» Exercise objective:
Type out the material below exactly.

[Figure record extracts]
++++++++
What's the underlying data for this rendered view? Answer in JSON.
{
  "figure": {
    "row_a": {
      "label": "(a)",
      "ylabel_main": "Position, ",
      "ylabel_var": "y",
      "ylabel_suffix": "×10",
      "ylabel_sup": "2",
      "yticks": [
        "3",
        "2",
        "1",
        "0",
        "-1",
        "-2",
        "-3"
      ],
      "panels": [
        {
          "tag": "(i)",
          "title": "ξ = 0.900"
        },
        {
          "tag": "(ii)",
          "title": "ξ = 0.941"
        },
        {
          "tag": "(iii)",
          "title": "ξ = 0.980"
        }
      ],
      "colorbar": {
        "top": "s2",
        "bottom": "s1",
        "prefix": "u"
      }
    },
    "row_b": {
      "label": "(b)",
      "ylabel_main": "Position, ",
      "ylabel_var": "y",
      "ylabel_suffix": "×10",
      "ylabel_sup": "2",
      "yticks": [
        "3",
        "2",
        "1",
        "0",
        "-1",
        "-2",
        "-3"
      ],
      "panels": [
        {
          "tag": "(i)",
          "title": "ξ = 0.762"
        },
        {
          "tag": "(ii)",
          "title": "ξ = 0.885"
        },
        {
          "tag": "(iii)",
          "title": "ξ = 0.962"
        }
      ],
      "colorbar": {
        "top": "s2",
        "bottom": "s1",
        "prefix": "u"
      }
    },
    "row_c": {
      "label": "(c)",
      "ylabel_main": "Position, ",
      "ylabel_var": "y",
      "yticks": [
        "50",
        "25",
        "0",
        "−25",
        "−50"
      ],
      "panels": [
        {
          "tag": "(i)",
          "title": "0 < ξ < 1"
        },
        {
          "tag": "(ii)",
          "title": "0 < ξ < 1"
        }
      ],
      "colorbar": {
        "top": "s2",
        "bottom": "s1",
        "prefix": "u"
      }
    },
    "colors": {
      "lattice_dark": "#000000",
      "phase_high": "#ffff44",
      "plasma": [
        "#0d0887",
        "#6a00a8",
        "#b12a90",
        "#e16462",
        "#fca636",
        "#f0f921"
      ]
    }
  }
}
++++++++
» The output:
What's the underlying data for this rendered view? Answer in JSON.
{
  "figure": {
    "row_a": {
      "label": "(a)",
      "ylabel_main": "Position, ",
      "ylabel_var": "y",
      "ylabel_suffix": "×10",
      "ylabel_sup": "2",
      "yticks": [
        "3",
        "2",
        "1",
        "0",
        "-1",
        "-2",
        "-3"
      ],
      "panels": [
        {
          "tag": "(i)",
          "title": "ξ = 0.900"
        },
        {
          "tag": "(ii)",
          "title": "ξ = 0.941"
        },
        {
          "tag": "(iii)",
          "title": "ξ = 0.980"
        }
      ],
      "colorbar": {
        "top": "s2",
        "bottom": "s1",
        "prefix": "u"
      }
    },
    "row_b": {
      "label": "(b)",
      "ylabel_main": "Position, ",
      "ylabel_var": "y",
      "ylabel_suffix": "×10",
      "ylabel_sup": "2",
      "yticks": [
        "3",
        "2",
        "1",
        "0",
        "-1",
        "-2",
        "-3"
      ],
      "panels": [
        {
          "tag": "(i)",
          "title": "ξ = 0.762"
        },
        {
          "tag": "(ii)",
          "title": "ξ = 0.885"
        },
        {
          "tag": "(iii)",
          "title": "ξ = 0.962"
        }
      ],
      "colorbar": {
        "top": "s2",
        "bottom": "s1",
        "prefix": "u"
      }
    },
    "row_c": {
      "label": "(c)",
      "ylabel_main": "Position, ",
      "ylabel_var": "y",
      "yticks": [
        "50",
        "25",
        "0",
        "−25",
        "−50"
      ],
      "panels": [
        {
          "tag": "(i)",
          "title": "0 < ξ < 1"
        },
        {
          "tag": "(ii)",
          "title": "0 < ξ < 1"
        }
      ],
      "colorbar": {
        "top": "s2",
        "bottom": "s1",
        "prefix": "u"
      }
    },
    "colors": {
      "lattice_dark": "#000000",
      "phase_high": "#ffff44",
      "plasma": [
        "#0d0887",
        "#6a00a8",
        "#b12a90",
        "#e16462",
        "#fca636",
        "#f0f921"
      ]
    }
  }
}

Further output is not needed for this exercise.